- Goal
Rewrite every entry below, changing each "paragraph-line" to "body-line" and keeping everything else the same.

_ _ _

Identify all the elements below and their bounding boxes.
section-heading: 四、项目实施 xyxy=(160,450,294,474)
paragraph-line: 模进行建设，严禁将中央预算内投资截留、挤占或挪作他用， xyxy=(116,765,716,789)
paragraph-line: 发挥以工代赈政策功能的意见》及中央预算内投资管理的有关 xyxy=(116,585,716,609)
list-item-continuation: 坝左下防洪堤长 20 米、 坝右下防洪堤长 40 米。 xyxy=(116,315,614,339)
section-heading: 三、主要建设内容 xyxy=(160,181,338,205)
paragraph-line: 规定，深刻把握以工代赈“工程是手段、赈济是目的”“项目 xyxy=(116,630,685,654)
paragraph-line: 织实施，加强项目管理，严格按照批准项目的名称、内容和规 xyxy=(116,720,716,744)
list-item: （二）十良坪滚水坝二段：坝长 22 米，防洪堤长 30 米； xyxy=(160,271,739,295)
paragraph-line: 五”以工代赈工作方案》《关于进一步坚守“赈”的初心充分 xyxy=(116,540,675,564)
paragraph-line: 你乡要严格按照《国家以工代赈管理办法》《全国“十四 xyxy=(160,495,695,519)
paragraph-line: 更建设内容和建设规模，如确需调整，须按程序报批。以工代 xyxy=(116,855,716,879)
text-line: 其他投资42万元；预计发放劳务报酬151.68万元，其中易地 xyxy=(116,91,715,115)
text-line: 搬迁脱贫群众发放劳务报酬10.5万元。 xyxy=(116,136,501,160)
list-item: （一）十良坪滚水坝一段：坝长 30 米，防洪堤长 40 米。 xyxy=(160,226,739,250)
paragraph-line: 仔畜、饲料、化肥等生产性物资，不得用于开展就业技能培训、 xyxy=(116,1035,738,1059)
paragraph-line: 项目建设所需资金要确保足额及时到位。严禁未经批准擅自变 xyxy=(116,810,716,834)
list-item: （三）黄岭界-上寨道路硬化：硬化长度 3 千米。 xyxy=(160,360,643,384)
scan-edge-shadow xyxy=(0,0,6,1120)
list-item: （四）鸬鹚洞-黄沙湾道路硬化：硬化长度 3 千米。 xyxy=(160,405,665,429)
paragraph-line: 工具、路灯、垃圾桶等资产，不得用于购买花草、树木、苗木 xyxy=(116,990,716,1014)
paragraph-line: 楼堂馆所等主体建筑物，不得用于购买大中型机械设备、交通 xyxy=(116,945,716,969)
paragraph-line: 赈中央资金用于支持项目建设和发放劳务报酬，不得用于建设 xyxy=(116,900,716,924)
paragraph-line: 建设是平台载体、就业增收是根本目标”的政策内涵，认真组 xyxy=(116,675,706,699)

_ _ _

- Solution to the problem
Identify all the elements below and their bounding boxes.
section-heading: 四、项目实施 xyxy=(160,450,294,474)
body-line: 模进行建设，严禁将中央预算内投资截留、挤占或挪作他用， xyxy=(116,765,716,789)
body-line: 发挥以工代赈政策功能的意见》及中央预算内投资管理的有关 xyxy=(116,585,716,609)
list-item-continuation: 坝左下防洪堤长 20 米、 坝右下防洪堤长 40 米。 xyxy=(116,315,614,339)
section-heading: 三、主要建设内容 xyxy=(160,181,338,205)
body-line: 规定，深刻把握以工代赈“工程是手段、赈济是目的”“项目 xyxy=(116,630,685,654)
body-line: 织实施，加强项目管理，严格按照批准项目的名称、内容和规 xyxy=(116,720,716,744)
list-item: （二）十良坪滚水坝二段：坝长 22 米，防洪堤长 30 米； xyxy=(160,271,739,295)
body-line: 五”以工代赈工作方案》《关于进一步坚守“赈”的初心充分 xyxy=(116,540,675,564)
body-line: 你乡要严格按照《国家以工代赈管理办法》《全国“十四 xyxy=(160,495,695,519)
body-line: 更建设内容和建设规模，如确需调整，须按程序报批。以工代 xyxy=(116,855,716,879)
text-line: 其他投资42万元；预计发放劳务报酬151.68万元，其中易地 xyxy=(116,91,715,115)
text-line: 搬迁脱贫群众发放劳务报酬10.5万元。 xyxy=(116,136,501,160)
list-item: （一）十良坪滚水坝一段：坝长 30 米，防洪堤长 40 米。 xyxy=(160,226,739,250)
body-line: 仔畜、饲料、化肥等生产性物资，不得用于开展就业技能培训、 xyxy=(116,1035,738,1059)
body-line: 项目建设所需资金要确保足额及时到位。严禁未经批准擅自变 xyxy=(116,810,716,834)
list-item: （三）黄岭界-上寨道路硬化：硬化长度 3 千米。 xyxy=(160,360,643,384)
scan-edge-shadow xyxy=(0,0,6,1120)
list-item: （四）鸬鹚洞-黄沙湾道路硬化：硬化长度 3 千米。 xyxy=(160,405,665,429)
body-line: 工具、路灯、垃圾桶等资产，不得用于购买花草、树木、苗木 xyxy=(116,990,716,1014)
body-line: 楼堂馆所等主体建筑物，不得用于购买大中型机械设备、交通 xyxy=(116,945,716,969)
body-line: 赈中央资金用于支持项目建设和发放劳务报酬，不得用于建设 xyxy=(116,900,716,924)
body-line: 建设是平台载体、就业增收是根本目标”的政策内涵，认真组 xyxy=(116,675,706,699)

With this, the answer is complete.